> _GIVEN DATA_:
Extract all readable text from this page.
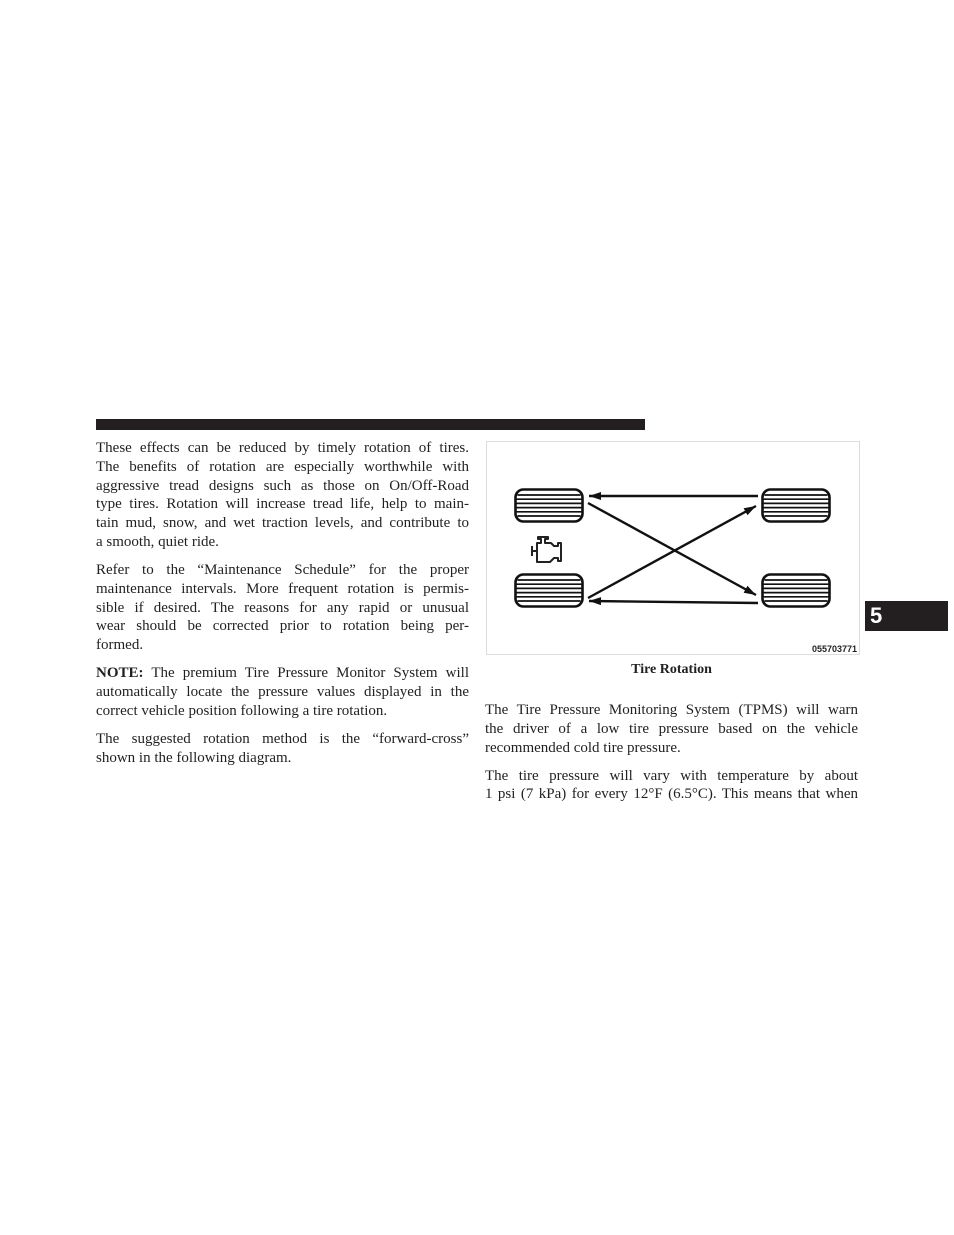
These effects can be reduced by timely rotation of tires.
The benefits of rotation are especially worthwhile with
aggressive tread designs such as those on On/Off-Road
type tires. Rotation will increase tread life, help to main-
tain mud, snow, and wet traction levels, and contribute to
a smooth, quiet ride.
Refer to the “Maintenance Schedule” for the proper
maintenance intervals. More frequent rotation is permis-
sible if desired. The reasons for any rapid or unusual
wear should be corrected prior to rotation being per-
formed.
NOTE: The premium Tire Pressure Monitor System will
automatically locate the pressure values displayed in the
correct vehicle position following a tire rotation.
The suggested rotation method is the “forward-cross”
shown in the following diagram.
055703771
Tire Rotation
The Tire Pressure Monitoring System (TPMS) will warn
the driver of a low tire pressure based on the vehicle
recommended cold tire pressure.
The tire pressure will vary with temperature by about
1 psi (7 kPa) for every 12°F (6.5°C). This means that when
5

> _GOAL OF THE EXERCISE_:
Return every line of the records exactly as given, pictures excluded.

> _TASK OUTPUT_:
Extract all readable text from this page.
These effects can be reduced by timely rotation of tires.
The benefits of rotation are especially worthwhile with
aggressive tread designs such as those on On/Off-Road
type tires. Rotation will increase tread life, help to main-
tain mud, snow, and wet traction levels, and contribute to
a smooth, quiet ride.
Refer to the “Maintenance Schedule” for the proper
maintenance intervals. More frequent rotation is permis-
sible if desired. The reasons for any rapid or unusual
wear should be corrected prior to rotation being per-
formed.
NOTE: The premium Tire Pressure Monitor System will
automatically locate the pressure values displayed in the
correct vehicle position following a tire rotation.
The suggested rotation method is the “forward-cross”
shown in the following diagram.
055703771
Tire Rotation
The Tire Pressure Monitoring System (TPMS) will warn
the driver of a low tire pressure based on the vehicle
recommended cold tire pressure.
The tire pressure will vary with temperature by about
1 psi (7 kPa) for every 12°F (6.5°C). This means that when
5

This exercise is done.